begin Information supplied
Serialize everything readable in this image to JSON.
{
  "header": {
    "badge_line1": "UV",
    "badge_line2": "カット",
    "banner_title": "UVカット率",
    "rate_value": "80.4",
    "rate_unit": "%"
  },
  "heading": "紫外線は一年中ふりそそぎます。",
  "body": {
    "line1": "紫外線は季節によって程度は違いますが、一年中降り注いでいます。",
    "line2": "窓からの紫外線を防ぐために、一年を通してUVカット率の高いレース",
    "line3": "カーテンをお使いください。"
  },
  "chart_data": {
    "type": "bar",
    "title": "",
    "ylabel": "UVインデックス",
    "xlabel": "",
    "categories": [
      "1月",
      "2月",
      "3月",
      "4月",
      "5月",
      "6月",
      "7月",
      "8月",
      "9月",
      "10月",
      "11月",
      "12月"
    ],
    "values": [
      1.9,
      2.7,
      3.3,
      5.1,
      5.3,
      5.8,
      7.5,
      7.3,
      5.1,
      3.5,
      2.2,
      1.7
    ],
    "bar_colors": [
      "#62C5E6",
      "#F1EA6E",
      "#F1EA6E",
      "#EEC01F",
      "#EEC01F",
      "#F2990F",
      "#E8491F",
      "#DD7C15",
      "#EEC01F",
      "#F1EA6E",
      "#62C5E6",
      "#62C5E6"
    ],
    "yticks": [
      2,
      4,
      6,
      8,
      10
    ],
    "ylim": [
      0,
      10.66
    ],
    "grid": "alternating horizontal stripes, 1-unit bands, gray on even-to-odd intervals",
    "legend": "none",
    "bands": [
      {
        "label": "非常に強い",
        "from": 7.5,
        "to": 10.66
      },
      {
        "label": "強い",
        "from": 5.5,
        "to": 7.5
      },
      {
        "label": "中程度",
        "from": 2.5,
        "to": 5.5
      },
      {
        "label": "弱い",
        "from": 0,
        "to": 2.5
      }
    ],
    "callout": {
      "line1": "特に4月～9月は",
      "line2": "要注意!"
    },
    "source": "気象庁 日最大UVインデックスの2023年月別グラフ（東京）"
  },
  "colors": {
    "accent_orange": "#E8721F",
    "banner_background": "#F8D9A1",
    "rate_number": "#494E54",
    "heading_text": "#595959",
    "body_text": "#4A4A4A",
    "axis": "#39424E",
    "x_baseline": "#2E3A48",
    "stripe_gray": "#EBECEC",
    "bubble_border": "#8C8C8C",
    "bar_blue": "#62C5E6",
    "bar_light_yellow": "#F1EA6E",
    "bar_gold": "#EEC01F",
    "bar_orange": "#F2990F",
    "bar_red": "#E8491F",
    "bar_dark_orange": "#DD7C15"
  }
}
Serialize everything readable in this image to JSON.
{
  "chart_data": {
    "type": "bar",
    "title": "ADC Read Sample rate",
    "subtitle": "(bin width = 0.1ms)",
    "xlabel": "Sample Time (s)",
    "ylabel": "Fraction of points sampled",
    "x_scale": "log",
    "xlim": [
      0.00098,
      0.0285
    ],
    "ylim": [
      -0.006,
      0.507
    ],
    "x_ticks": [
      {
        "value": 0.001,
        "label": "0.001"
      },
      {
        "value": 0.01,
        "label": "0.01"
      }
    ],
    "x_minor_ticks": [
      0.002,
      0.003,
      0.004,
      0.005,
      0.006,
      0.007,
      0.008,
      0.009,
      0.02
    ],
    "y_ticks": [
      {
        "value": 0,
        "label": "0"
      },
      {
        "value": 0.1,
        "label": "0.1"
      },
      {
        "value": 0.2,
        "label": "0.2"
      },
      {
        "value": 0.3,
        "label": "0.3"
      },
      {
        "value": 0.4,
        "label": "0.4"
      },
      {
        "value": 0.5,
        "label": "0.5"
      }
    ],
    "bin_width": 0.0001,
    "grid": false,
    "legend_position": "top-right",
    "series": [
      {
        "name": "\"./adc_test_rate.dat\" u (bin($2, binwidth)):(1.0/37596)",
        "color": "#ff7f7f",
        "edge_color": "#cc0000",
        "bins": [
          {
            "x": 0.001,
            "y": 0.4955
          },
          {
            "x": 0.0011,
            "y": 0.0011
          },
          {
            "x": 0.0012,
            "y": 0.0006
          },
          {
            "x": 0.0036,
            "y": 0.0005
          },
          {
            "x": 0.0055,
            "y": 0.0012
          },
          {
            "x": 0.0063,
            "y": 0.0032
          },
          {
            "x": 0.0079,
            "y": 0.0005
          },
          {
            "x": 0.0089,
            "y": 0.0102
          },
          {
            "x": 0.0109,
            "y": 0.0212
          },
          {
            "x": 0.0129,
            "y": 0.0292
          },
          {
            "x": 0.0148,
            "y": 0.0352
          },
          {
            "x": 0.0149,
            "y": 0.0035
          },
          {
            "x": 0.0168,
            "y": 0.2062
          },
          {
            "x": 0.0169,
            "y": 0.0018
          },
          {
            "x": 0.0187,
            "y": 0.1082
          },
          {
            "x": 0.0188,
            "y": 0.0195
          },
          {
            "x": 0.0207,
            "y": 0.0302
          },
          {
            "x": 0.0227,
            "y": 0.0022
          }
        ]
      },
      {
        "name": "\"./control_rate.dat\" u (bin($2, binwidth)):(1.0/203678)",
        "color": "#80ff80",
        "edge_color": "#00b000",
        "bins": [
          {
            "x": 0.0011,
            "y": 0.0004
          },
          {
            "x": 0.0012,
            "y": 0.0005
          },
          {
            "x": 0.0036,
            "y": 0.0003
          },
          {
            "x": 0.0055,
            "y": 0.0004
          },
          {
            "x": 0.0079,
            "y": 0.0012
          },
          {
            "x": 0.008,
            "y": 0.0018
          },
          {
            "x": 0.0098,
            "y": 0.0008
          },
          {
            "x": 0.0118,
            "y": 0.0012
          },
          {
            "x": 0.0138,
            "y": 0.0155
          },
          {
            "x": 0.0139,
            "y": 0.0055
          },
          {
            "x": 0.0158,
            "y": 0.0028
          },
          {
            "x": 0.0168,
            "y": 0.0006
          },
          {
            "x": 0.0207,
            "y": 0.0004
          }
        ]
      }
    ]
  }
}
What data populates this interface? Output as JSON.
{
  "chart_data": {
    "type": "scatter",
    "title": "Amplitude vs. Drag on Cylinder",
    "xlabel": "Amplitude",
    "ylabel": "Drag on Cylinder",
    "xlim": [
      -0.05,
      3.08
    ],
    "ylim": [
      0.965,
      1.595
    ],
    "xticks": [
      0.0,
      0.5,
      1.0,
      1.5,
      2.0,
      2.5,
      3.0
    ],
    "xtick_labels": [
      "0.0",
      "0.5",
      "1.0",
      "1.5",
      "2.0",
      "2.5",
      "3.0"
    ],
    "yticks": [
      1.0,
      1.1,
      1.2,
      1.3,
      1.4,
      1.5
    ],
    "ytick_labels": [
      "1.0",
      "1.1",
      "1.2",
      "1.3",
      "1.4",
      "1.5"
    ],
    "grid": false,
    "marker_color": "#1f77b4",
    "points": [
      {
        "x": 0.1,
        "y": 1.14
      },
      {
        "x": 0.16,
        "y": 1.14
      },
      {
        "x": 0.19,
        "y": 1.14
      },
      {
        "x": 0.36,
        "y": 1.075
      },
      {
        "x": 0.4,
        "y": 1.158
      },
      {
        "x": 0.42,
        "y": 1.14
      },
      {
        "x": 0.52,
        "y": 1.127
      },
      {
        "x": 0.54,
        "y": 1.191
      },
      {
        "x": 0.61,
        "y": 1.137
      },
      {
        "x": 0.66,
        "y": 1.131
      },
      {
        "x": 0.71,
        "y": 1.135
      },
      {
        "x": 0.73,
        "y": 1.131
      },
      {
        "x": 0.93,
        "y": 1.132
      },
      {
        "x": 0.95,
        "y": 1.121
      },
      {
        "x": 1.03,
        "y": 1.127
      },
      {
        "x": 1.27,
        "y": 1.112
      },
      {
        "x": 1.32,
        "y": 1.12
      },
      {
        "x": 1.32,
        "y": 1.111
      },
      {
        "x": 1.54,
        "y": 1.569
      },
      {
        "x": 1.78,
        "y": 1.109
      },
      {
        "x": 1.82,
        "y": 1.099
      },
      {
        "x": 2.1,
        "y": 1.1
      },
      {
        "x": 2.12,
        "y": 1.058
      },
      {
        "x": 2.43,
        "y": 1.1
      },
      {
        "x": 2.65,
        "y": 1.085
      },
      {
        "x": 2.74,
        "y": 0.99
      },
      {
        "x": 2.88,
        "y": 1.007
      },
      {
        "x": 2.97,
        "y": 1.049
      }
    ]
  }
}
end Information supplied
_Given problem_
Show each line holding the word "Drag".

_Result below_
    "title": "Amplitude vs. Drag on Cylinder",
    "ylabel": "Drag on Cylinder",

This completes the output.